◆ YOUR TASK ◆
List all lines of the data containing the word "Hustota".

--- Start of TASK INPUT ---

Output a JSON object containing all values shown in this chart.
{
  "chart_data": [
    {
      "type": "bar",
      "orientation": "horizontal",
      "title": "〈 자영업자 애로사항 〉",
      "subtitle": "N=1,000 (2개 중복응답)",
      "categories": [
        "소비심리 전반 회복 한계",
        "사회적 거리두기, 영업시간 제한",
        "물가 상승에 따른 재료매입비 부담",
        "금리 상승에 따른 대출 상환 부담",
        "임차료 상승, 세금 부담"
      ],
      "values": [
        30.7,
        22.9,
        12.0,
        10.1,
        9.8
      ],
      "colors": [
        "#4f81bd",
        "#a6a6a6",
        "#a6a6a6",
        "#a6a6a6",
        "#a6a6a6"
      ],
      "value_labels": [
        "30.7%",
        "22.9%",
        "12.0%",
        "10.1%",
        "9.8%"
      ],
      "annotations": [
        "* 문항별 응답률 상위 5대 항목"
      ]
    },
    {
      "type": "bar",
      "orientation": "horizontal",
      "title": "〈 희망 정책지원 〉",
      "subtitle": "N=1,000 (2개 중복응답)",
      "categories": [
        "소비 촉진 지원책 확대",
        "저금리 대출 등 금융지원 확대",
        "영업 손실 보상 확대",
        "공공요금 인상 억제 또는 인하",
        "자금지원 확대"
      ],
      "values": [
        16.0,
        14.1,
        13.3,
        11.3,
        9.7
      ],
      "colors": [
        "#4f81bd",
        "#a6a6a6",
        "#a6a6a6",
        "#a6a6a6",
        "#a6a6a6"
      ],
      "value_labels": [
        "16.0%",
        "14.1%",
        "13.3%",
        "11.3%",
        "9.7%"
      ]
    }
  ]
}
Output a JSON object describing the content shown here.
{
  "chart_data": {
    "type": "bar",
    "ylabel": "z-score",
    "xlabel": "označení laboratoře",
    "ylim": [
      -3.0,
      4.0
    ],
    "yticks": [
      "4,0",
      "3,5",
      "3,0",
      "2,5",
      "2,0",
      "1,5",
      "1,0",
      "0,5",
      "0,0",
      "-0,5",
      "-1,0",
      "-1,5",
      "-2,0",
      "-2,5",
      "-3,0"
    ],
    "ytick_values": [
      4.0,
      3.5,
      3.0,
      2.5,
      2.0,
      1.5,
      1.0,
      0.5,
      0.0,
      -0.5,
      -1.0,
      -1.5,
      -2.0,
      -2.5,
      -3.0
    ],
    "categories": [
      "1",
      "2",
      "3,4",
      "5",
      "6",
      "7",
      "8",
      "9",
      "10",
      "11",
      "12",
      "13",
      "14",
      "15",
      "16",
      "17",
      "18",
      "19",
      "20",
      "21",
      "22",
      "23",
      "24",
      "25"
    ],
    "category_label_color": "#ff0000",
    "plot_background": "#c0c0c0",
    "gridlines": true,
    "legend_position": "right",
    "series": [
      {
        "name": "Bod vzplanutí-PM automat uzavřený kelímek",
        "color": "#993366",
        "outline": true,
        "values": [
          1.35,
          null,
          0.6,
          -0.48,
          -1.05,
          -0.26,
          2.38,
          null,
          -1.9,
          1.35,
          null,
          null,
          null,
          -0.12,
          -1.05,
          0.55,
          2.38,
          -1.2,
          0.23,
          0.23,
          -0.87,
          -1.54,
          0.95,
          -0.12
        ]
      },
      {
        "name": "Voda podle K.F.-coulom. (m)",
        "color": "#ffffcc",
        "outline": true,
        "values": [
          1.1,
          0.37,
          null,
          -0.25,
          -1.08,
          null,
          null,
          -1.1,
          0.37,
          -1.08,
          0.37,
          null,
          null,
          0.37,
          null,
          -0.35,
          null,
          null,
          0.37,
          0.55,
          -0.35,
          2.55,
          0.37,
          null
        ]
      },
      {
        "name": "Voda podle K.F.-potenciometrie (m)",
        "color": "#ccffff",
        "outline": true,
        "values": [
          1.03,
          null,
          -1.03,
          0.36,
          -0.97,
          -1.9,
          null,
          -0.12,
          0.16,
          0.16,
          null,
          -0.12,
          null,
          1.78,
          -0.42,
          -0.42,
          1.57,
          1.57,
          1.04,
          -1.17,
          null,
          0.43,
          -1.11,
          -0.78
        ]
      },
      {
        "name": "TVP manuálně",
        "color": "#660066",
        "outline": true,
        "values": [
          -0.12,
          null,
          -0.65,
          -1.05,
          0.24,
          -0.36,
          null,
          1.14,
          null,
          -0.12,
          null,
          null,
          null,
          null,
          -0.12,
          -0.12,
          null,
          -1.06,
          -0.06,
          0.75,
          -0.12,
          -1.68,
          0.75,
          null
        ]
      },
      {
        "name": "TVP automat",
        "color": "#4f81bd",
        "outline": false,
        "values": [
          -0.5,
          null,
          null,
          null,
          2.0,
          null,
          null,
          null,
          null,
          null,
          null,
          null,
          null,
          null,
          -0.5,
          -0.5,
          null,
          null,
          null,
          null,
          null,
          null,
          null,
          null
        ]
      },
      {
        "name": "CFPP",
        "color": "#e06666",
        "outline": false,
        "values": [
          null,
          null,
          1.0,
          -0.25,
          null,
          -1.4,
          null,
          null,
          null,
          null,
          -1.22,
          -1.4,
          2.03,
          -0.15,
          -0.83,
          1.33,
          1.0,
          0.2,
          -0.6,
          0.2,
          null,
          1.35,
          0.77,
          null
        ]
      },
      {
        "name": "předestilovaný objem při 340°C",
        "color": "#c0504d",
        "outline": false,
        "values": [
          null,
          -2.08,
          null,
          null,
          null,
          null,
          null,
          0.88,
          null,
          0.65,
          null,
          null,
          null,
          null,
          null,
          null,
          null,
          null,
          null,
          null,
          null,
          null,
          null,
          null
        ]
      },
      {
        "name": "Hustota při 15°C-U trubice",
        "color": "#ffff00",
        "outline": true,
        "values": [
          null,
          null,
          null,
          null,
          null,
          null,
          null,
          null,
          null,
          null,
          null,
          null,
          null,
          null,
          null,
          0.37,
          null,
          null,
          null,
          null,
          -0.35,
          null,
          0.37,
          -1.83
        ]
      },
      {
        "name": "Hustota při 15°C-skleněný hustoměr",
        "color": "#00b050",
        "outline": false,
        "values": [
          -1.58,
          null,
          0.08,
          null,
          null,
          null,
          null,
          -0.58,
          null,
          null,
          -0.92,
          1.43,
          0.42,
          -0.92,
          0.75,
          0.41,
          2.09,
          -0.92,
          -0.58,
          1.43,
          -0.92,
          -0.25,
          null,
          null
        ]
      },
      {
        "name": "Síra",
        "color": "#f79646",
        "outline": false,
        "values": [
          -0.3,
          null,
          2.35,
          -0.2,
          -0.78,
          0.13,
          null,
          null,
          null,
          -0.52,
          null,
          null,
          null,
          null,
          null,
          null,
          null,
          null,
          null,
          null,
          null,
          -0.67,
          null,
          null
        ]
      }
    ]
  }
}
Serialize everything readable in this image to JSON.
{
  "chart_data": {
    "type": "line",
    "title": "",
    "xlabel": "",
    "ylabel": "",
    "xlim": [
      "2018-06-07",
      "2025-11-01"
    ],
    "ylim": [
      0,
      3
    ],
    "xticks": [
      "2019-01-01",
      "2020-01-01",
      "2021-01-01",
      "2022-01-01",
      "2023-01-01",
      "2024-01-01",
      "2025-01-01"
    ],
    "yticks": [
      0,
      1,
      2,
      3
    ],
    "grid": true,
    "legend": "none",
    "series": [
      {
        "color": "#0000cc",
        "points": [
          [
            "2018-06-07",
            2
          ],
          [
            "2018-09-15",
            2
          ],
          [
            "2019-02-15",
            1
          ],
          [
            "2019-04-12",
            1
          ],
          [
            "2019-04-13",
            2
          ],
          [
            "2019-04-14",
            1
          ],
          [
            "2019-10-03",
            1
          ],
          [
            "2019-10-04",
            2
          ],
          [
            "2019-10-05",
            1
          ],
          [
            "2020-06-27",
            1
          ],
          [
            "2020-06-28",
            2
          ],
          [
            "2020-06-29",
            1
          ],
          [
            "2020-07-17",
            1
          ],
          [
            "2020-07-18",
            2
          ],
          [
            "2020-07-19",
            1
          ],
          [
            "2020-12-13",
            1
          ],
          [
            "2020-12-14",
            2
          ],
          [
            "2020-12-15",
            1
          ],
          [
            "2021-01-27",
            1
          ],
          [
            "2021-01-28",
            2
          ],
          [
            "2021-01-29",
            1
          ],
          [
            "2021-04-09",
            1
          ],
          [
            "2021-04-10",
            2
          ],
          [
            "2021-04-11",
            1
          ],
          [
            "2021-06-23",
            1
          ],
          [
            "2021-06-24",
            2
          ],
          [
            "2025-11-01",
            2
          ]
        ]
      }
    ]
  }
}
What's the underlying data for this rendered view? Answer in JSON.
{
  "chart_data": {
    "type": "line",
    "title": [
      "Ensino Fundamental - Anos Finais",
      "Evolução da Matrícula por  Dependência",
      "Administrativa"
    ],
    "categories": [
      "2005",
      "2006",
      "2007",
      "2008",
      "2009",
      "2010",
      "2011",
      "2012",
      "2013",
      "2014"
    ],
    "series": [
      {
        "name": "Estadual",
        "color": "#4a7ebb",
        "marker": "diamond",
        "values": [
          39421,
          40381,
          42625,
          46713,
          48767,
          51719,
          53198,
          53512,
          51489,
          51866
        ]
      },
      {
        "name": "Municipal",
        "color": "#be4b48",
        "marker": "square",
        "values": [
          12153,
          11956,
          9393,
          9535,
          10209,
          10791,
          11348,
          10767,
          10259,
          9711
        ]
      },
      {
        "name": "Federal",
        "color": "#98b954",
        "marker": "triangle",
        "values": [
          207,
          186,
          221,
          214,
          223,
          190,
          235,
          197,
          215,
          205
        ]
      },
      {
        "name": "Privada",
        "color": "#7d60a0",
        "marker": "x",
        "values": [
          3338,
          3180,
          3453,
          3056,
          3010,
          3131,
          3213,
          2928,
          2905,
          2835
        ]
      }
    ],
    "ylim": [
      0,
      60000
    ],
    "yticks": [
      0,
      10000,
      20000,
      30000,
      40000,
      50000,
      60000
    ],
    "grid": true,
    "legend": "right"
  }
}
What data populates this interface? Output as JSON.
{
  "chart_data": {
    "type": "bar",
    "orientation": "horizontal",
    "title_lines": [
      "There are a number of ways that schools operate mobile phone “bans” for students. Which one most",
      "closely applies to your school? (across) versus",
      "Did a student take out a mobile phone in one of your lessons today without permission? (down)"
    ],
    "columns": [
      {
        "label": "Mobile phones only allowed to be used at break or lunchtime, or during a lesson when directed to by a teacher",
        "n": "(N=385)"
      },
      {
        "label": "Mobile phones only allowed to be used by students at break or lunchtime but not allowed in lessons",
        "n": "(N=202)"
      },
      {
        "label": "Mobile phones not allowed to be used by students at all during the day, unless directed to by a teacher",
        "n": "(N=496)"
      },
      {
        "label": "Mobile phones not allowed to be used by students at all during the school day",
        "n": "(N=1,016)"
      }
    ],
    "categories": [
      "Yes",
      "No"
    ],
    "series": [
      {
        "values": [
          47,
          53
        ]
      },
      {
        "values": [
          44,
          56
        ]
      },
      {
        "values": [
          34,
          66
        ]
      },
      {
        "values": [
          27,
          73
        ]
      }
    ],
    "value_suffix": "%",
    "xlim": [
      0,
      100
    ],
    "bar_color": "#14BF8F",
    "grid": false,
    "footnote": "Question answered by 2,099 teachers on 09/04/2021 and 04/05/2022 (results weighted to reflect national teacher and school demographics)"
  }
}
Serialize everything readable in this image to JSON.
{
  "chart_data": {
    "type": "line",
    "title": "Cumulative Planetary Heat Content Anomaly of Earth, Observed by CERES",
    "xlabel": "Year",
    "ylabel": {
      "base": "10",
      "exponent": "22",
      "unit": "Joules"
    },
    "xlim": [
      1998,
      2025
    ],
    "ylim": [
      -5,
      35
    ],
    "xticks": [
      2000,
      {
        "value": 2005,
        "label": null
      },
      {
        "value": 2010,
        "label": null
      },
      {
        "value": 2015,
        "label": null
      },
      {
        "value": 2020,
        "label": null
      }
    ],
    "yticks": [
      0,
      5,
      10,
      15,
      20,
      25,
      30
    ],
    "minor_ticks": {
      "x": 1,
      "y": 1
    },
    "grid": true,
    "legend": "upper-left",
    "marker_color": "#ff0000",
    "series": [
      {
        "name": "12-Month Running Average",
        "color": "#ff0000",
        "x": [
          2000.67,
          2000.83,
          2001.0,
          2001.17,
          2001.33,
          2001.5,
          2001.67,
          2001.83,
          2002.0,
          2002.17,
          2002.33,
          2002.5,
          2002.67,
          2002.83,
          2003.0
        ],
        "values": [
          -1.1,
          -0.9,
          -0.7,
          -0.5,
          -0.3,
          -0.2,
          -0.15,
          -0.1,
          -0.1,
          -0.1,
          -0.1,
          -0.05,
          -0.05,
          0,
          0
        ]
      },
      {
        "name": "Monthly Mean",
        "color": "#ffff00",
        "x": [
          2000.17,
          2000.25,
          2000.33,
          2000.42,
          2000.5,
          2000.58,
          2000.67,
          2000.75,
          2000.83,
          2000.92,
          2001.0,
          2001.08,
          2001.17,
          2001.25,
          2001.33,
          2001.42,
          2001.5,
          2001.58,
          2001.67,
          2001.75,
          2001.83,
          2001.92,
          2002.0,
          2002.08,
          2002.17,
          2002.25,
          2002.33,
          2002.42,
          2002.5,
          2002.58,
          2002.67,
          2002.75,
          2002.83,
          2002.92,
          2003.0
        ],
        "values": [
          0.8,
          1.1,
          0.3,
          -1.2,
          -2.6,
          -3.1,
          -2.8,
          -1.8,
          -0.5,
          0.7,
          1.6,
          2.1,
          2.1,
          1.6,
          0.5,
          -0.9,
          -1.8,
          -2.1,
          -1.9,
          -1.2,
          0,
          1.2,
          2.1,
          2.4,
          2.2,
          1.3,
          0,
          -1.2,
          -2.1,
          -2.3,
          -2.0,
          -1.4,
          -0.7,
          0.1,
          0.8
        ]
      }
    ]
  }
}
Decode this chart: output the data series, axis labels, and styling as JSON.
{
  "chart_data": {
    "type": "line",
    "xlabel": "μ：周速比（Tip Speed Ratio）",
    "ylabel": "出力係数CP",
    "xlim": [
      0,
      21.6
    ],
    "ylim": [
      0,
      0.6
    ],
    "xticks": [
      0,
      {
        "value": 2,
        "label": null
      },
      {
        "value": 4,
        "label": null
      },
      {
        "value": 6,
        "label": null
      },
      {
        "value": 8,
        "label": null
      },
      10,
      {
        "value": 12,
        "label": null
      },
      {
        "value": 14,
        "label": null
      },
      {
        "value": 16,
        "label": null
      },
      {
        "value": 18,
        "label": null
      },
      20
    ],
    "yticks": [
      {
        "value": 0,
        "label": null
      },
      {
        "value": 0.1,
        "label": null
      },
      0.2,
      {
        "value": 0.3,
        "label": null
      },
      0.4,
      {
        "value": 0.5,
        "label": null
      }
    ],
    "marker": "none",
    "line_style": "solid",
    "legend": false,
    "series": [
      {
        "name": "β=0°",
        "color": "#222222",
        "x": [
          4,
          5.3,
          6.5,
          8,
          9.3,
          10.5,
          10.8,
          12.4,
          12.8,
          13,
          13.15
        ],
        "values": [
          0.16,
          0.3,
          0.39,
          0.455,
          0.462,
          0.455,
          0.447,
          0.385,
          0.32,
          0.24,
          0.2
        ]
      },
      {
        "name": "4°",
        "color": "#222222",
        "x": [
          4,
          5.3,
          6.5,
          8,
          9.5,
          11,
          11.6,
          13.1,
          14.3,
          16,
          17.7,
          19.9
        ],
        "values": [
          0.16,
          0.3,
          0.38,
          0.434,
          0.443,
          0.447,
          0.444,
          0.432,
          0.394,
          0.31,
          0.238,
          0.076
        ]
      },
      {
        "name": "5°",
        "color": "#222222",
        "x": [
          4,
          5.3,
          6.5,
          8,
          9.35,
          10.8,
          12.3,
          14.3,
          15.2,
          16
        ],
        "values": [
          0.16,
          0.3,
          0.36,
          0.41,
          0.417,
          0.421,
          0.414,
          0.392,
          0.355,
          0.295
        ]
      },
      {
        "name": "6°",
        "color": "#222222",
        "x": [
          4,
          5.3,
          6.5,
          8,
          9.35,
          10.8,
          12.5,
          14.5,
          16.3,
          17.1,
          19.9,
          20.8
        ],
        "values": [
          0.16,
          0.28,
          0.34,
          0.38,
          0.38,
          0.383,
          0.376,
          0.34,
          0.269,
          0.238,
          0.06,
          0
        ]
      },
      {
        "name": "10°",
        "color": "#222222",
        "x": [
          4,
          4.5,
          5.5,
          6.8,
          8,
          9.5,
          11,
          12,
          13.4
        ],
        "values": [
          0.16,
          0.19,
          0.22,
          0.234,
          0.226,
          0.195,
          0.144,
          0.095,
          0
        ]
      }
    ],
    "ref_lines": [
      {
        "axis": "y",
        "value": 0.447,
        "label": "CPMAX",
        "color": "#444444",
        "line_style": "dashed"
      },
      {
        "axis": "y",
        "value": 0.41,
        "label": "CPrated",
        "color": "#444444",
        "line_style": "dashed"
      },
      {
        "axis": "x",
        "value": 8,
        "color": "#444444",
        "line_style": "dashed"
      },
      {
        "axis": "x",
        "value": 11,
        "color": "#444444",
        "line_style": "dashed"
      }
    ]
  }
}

--- End of TASK INPUT ---

◆ PROBLEM SOLUTION ◆
        "name": "Hustota při 15°C-U trubice",
        "name": "Hustota při 15°C-skleněný hustoměr",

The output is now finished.